Leave out the images and repeat the listing below without a single change.

(Stored data entries)
=====

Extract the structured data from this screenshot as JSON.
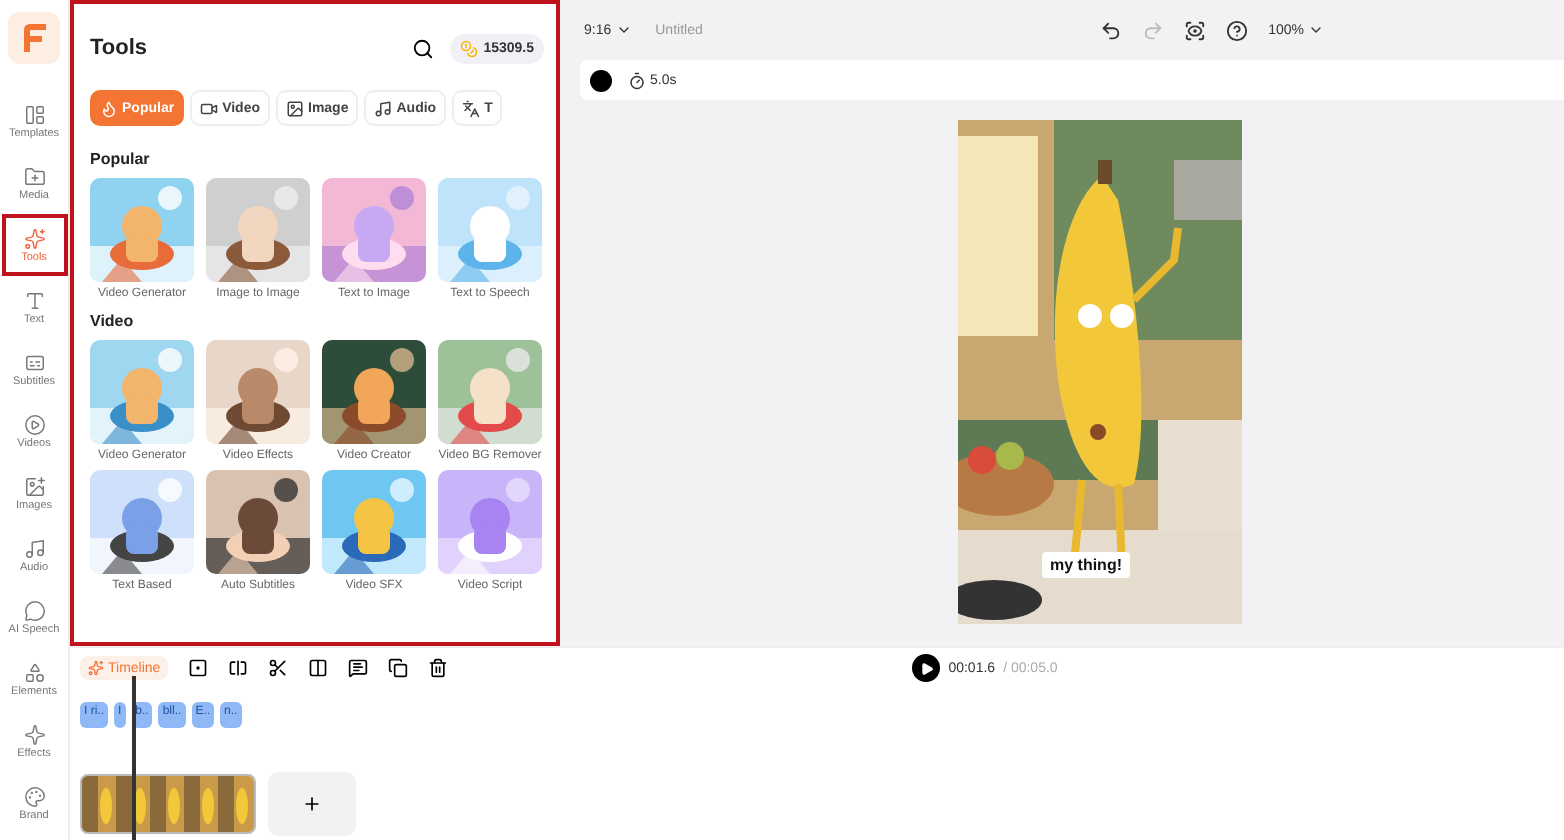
{
  "sidebar": {
    "items": [
      {
        "label": "Templates",
        "selected": false
      },
      {
        "label": "Media",
        "selected": false
      },
      {
        "label": "Tools",
        "selected": true
      },
      {
        "label": "Text",
        "selected": false
      },
      {
        "label": "Subtitles",
        "selected": false
      },
      {
        "label": "Videos",
        "selected": false
      },
      {
        "label": "Images",
        "selected": false
      },
      {
        "label": "Audio",
        "selected": false
      },
      {
        "label": "AI Speech",
        "selected": false
      },
      {
        "label": "Elements",
        "selected": false
      },
      {
        "label": "Effects",
        "selected": false
      },
      {
        "label": "Brand",
        "selected": false
      }
    ]
  },
  "panel": {
    "title": "Tools",
    "credits": "15309.5",
    "tabs": [
      {
        "label": "Popular",
        "selected": true
      },
      {
        "label": "Video",
        "selected": false
      },
      {
        "label": "Image",
        "selected": false
      },
      {
        "label": "Audio",
        "selected": false
      },
      {
        "label": "T",
        "selected": false
      }
    ],
    "sections": [
      {
        "title": "Popular",
        "tools": [
          {
            "label": "Video Generator"
          },
          {
            "label": "Image to Image"
          },
          {
            "label": "Text to Image"
          },
          {
            "label": "Text to Speech"
          }
        ]
      },
      {
        "title": "Video",
        "tools": [
          {
            "label": "Video Generator"
          },
          {
            "label": "Video Effects"
          },
          {
            "label": "Video Creator"
          },
          {
            "label": "Video BG Remover"
          },
          {
            "label": "Text Based"
          },
          {
            "label": "Auto Subtitles"
          },
          {
            "label": "Video SFX"
          },
          {
            "label": "Video Script"
          }
        ]
      }
    ]
  },
  "topbar": {
    "ratio": "9:16",
    "title": "Untitled",
    "redo_disabled": true,
    "zoom": "100%"
  },
  "toolbar": {
    "duration": "5.0s"
  },
  "preview": {
    "caption": "my thing!"
  },
  "player": {
    "current": "00:01.6",
    "total": "/ 00:05.0"
  },
  "timeline": {
    "label": "Timeline",
    "text_clips": [
      "I ri..",
      "I",
      "b..",
      "bll..",
      "E..",
      "n.."
    ]
  }
}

=====

● **Exercise result**:
Extract the structured data from this screenshot as JSON.
{
  "sidebar": {
    "items": [
      {
        "label": "Templates",
        "selected": false
      },
      {
        "label": "Media",
        "selected": false
      },
      {
        "label": "Tools",
        "selected": true
      },
      {
        "label": "Text",
        "selected": false
      },
      {
        "label": "Subtitles",
        "selected": false
      },
      {
        "label": "Videos",
        "selected": false
      },
      {
        "label": "Images",
        "selected": false
      },
      {
        "label": "Audio",
        "selected": false
      },
      {
        "label": "AI Speech",
        "selected": false
      },
      {
        "label": "Elements",
        "selected": false
      },
      {
        "label": "Effects",
        "selected": false
      },
      {
        "label": "Brand",
        "selected": false
      }
    ]
  },
  "panel": {
    "title": "Tools",
    "credits": "15309.5",
    "tabs": [
      {
        "label": "Popular",
        "selected": true
      },
      {
        "label": "Video",
        "selected": false
      },
      {
        "label": "Image",
        "selected": false
      },
      {
        "label": "Audio",
        "selected": false
      },
      {
        "label": "T",
        "selected": false
      }
    ],
    "sections": [
      {
        "title": "Popular",
        "tools": [
          {
            "label": "Video Generator"
          },
          {
            "label": "Image to Image"
          },
          {
            "label": "Text to Image"
          },
          {
            "label": "Text to Speech"
          }
        ]
      },
      {
        "title": "Video",
        "tools": [
          {
            "label": "Video Generator"
          },
          {
            "label": "Video Effects"
          },
          {
            "label": "Video Creator"
          },
          {
            "label": "Video BG Remover"
          },
          {
            "label": "Text Based"
          },
          {
            "label": "Auto Subtitles"
          },
          {
            "label": "Video SFX"
          },
          {
            "label": "Video Script"
          }
        ]
      }
    ]
  },
  "topbar": {
    "ratio": "9:16",
    "title": "Untitled",
    "redo_disabled": true,
    "zoom": "100%"
  },
  "toolbar": {
    "duration": "5.0s"
  },
  "preview": {
    "caption": "my thing!"
  },
  "player": {
    "current": "00:01.6",
    "total": "/ 00:05.0"
  },
  "timeline": {
    "label": "Timeline",
    "text_clips": [
      "I ri..",
      "I",
      "b..",
      "bll..",
      "E..",
      "n.."
    ]
  }
}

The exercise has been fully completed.